## Directions
Go to the line containing "Decode this image" below; retype it and all following lines exactly, and leave out the pictures.

## Data records
★ ★ ★ ★
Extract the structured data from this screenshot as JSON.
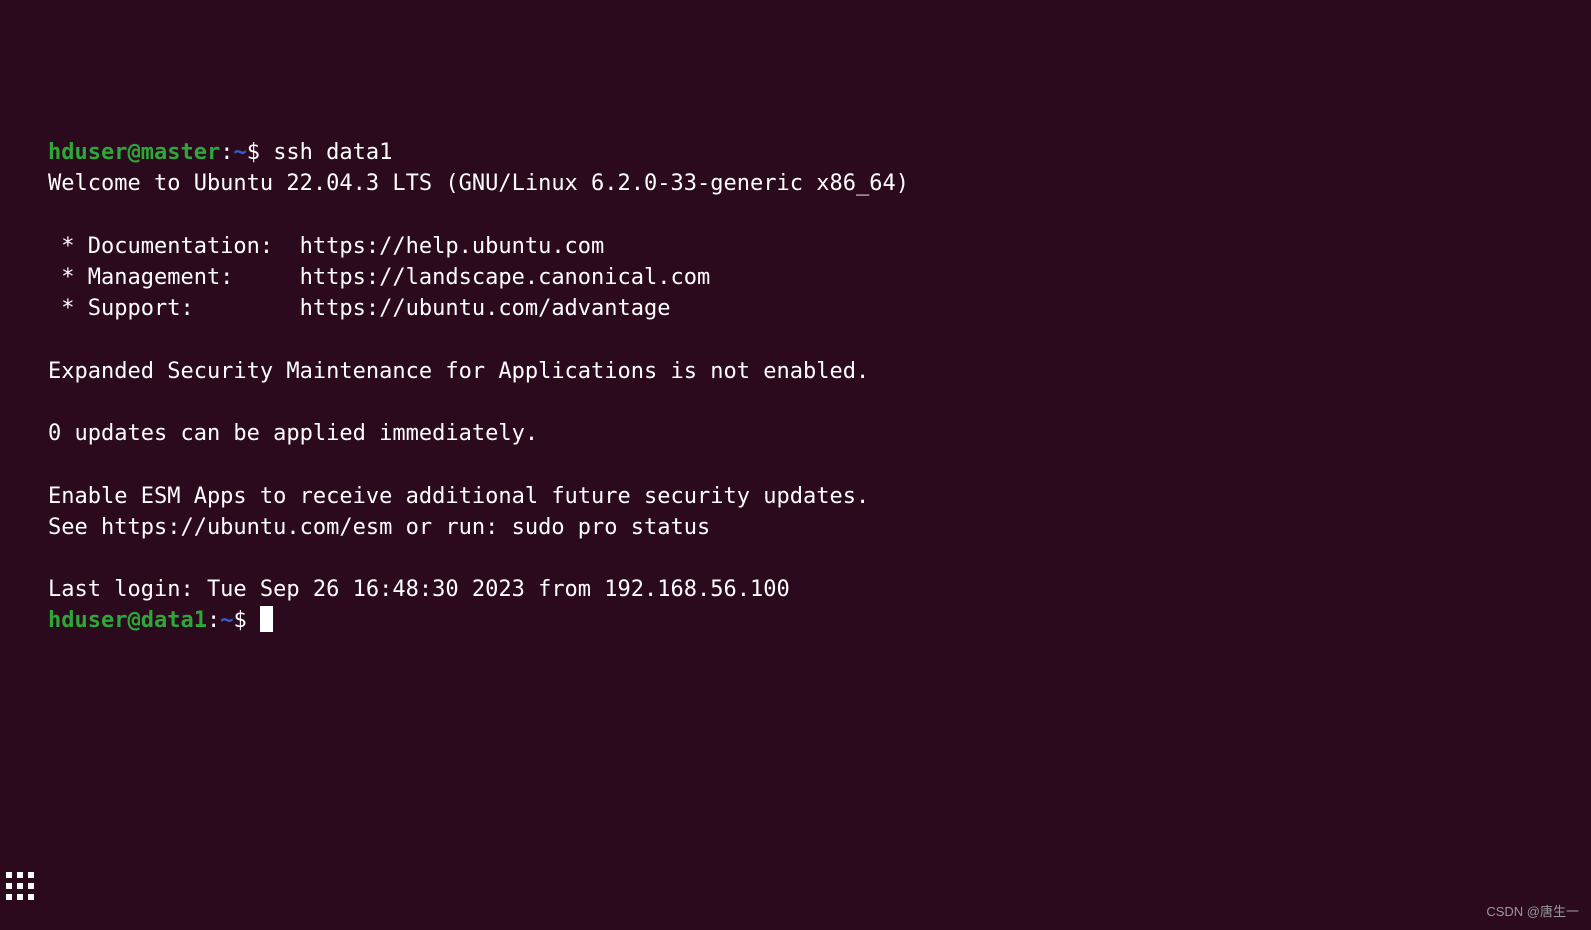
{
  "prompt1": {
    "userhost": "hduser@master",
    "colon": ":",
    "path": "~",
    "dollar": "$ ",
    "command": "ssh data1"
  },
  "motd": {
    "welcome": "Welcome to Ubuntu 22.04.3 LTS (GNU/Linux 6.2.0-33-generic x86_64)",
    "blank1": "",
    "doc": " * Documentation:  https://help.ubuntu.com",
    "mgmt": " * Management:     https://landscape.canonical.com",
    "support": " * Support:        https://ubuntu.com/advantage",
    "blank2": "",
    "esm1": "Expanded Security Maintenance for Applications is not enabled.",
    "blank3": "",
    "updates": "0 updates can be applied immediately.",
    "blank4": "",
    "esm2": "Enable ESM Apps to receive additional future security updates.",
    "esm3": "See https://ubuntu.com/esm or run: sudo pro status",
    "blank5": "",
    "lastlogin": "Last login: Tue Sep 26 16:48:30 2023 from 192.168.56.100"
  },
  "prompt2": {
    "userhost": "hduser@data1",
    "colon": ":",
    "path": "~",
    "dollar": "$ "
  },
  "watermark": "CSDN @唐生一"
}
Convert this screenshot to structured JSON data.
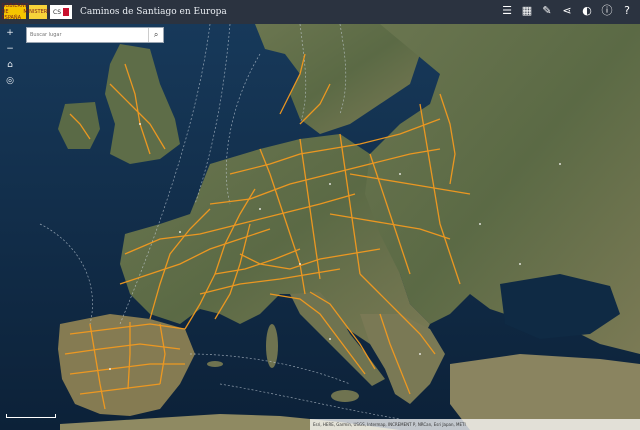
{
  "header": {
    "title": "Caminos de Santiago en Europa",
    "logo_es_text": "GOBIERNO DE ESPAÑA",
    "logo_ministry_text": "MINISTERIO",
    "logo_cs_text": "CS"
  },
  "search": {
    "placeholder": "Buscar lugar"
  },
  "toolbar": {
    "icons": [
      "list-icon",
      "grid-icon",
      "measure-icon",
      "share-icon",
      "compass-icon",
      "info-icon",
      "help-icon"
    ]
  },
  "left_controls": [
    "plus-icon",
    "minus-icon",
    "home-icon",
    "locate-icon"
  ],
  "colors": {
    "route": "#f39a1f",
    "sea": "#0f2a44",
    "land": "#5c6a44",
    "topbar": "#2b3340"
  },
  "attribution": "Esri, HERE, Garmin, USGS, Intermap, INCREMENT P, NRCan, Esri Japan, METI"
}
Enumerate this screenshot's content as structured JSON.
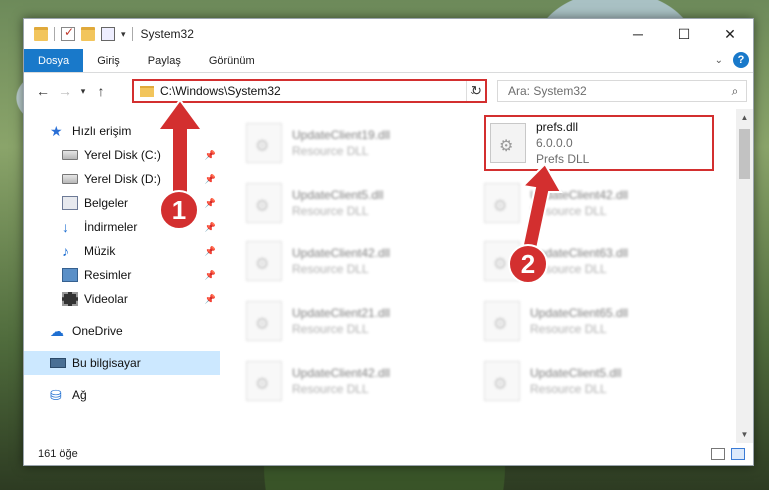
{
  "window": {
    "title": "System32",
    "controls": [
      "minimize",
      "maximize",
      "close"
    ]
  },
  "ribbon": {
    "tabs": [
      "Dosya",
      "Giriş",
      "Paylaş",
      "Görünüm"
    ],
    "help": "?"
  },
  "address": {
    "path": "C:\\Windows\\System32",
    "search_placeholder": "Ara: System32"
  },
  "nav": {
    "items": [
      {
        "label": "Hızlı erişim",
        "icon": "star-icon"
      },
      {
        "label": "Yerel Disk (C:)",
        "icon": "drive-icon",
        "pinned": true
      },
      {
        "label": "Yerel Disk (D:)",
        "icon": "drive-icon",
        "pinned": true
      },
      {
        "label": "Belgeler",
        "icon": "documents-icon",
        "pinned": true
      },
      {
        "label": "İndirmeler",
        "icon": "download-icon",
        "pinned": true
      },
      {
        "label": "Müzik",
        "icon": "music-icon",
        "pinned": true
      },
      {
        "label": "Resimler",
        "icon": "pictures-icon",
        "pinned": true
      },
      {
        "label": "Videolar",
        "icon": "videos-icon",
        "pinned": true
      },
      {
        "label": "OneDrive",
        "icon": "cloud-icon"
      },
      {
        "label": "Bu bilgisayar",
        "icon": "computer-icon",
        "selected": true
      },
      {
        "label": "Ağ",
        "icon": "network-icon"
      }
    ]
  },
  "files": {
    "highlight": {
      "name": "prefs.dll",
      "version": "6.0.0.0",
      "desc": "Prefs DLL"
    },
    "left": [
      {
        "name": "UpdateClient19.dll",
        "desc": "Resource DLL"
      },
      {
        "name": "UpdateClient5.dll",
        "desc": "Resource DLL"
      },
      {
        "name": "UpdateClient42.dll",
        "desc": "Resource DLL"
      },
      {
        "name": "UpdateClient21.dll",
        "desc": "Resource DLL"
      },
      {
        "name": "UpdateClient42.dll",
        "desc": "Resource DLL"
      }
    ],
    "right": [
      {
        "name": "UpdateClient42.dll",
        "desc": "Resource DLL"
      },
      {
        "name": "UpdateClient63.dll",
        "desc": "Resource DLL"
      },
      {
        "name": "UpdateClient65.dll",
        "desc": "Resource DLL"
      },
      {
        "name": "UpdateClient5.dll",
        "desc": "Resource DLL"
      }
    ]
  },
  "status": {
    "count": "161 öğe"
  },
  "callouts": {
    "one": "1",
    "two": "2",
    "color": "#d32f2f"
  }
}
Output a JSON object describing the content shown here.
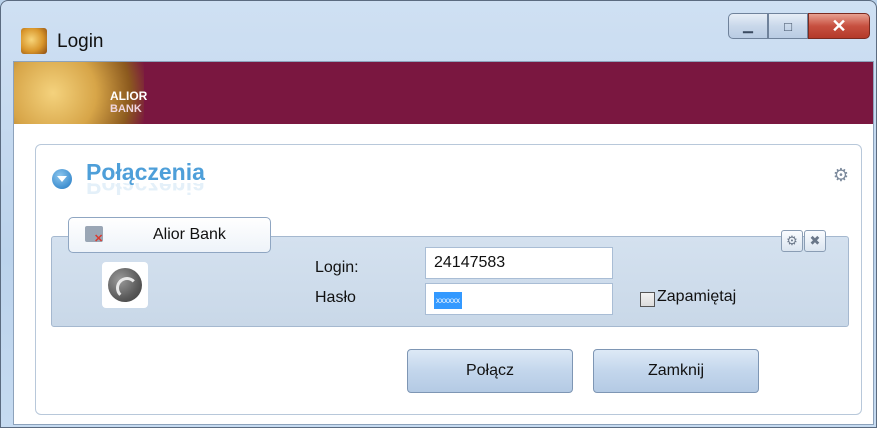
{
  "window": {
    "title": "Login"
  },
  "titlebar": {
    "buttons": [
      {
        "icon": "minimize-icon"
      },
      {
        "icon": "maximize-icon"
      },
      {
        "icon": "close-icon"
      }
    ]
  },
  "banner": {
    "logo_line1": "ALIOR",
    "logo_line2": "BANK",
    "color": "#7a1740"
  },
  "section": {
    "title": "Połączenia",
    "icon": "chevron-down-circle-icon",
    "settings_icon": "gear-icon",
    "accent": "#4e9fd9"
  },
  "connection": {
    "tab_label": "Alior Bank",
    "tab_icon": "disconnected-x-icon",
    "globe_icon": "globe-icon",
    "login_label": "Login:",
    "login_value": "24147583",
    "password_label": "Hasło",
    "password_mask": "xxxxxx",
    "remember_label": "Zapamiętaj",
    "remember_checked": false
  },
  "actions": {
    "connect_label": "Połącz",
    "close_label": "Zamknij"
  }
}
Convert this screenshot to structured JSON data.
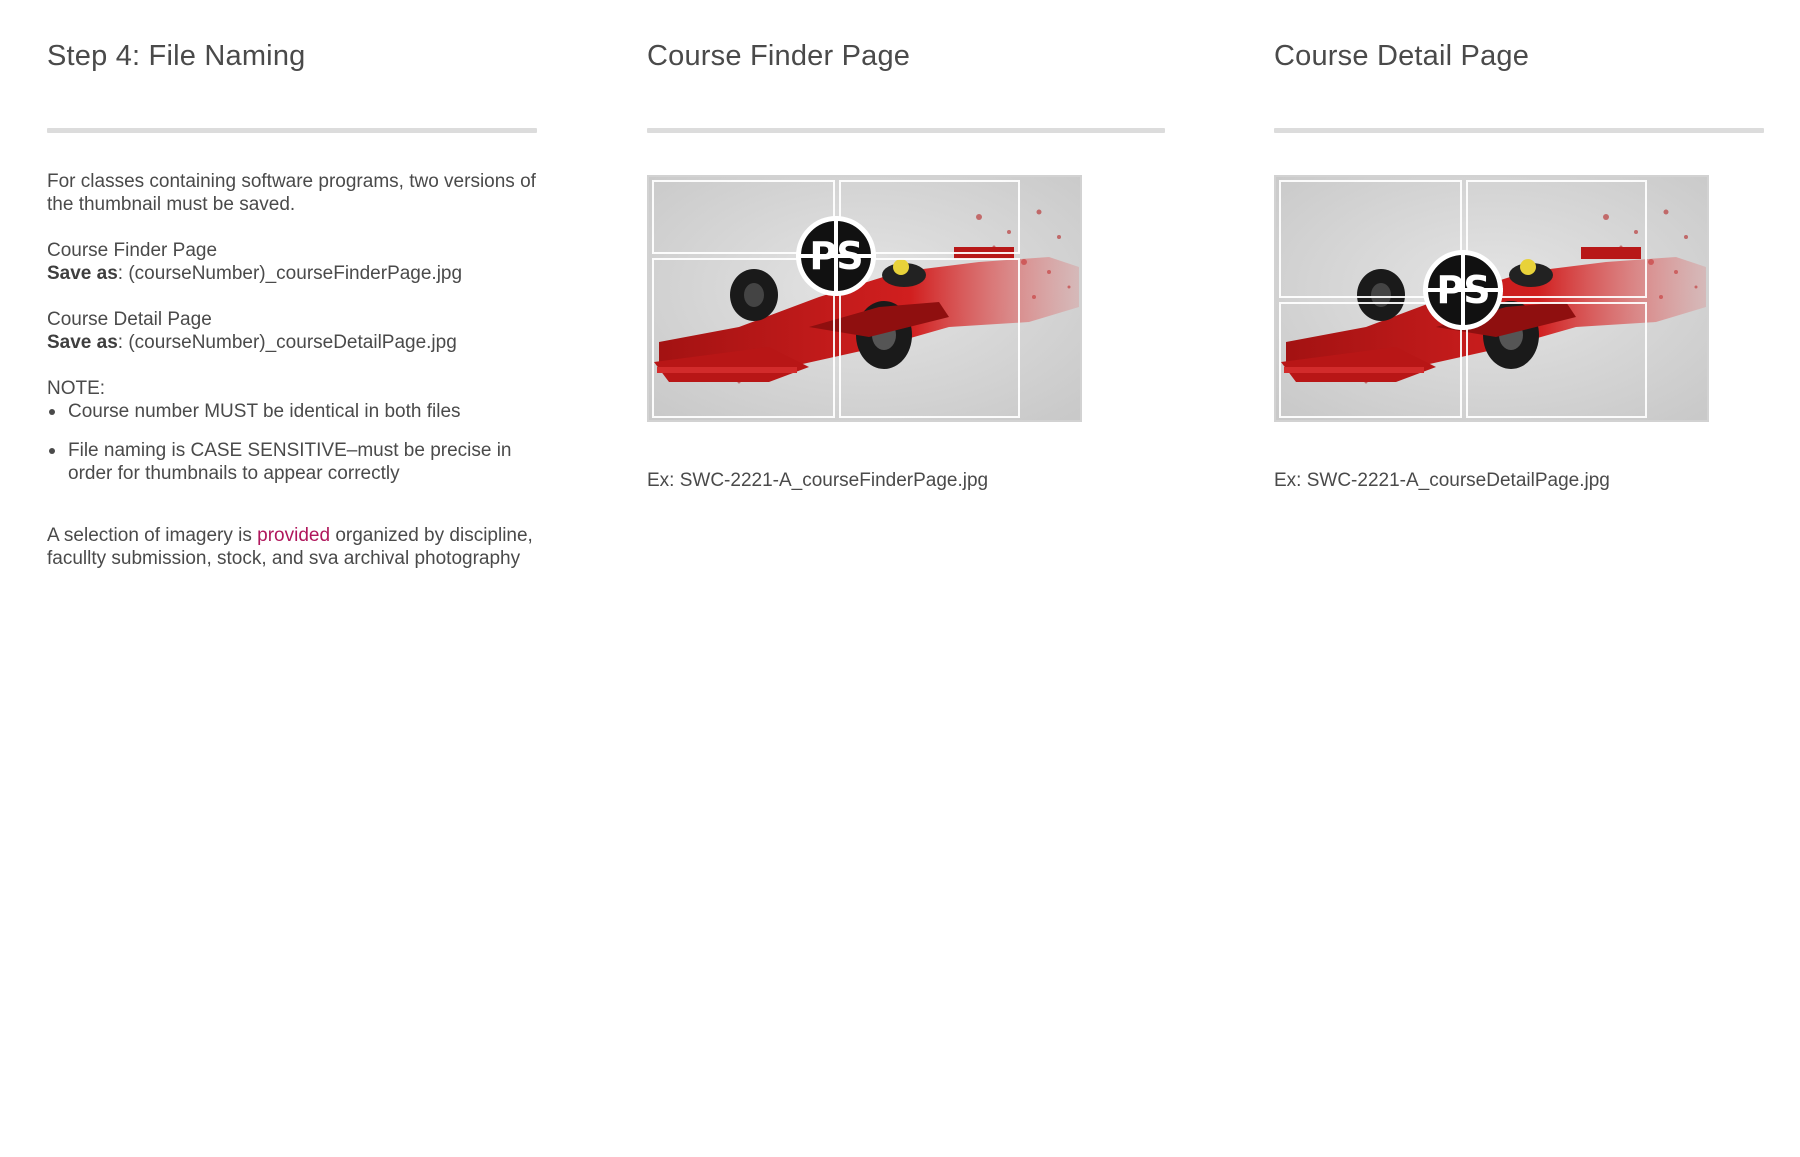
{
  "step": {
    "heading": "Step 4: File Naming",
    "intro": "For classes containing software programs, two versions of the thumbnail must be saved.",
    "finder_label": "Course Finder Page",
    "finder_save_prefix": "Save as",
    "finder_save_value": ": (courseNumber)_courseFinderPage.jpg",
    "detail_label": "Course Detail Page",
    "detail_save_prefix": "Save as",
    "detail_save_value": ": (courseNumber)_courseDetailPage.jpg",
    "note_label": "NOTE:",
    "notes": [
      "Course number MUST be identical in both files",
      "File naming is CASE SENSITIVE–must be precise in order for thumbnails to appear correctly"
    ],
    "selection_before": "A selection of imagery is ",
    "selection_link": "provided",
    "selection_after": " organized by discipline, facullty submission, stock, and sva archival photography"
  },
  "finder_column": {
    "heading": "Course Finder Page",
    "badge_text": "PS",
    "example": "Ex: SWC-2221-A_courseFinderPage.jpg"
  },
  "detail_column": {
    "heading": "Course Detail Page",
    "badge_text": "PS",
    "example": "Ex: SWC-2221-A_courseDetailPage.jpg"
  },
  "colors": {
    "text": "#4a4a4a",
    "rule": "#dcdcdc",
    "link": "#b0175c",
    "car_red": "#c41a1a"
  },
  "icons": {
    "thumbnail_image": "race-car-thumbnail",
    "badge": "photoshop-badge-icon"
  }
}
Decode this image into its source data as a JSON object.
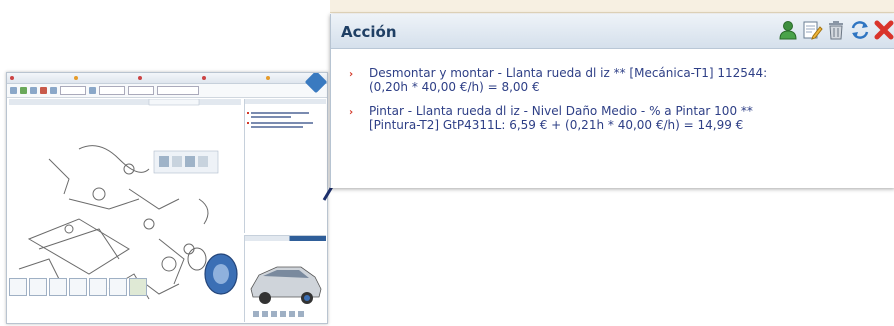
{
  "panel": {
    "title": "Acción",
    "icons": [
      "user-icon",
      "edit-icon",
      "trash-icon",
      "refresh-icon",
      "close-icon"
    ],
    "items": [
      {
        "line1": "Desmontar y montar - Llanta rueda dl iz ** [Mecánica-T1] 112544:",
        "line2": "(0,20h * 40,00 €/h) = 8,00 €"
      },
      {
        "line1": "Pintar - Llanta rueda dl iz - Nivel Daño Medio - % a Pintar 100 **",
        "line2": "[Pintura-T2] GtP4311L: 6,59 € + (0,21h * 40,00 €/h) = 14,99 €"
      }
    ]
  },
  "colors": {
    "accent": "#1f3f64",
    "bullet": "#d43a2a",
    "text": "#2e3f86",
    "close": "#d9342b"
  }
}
★ ★ ★ ★
## Response to the task
Decode this image into its source data as a JSON object.
{
  "panel": {
    "title": "Acción",
    "icons": [
      "user-icon",
      "edit-icon",
      "trash-icon",
      "refresh-icon",
      "close-icon"
    ],
    "items": [
      {
        "line1": "Desmontar y montar - Llanta rueda dl iz ** [Mecánica-T1] 112544:",
        "line2": "(0,20h * 40,00 €/h) = 8,00 €"
      },
      {
        "line1": "Pintar - Llanta rueda dl iz - Nivel Daño Medio - % a Pintar 100 **",
        "line2": "[Pintura-T2] GtP4311L: 6,59 € + (0,21h * 40,00 €/h) = 14,99 €"
      }
    ]
  },
  "colors": {
    "accent": "#1f3f64",
    "bullet": "#d43a2a",
    "text": "#2e3f86",
    "close": "#d9342b"
  }
}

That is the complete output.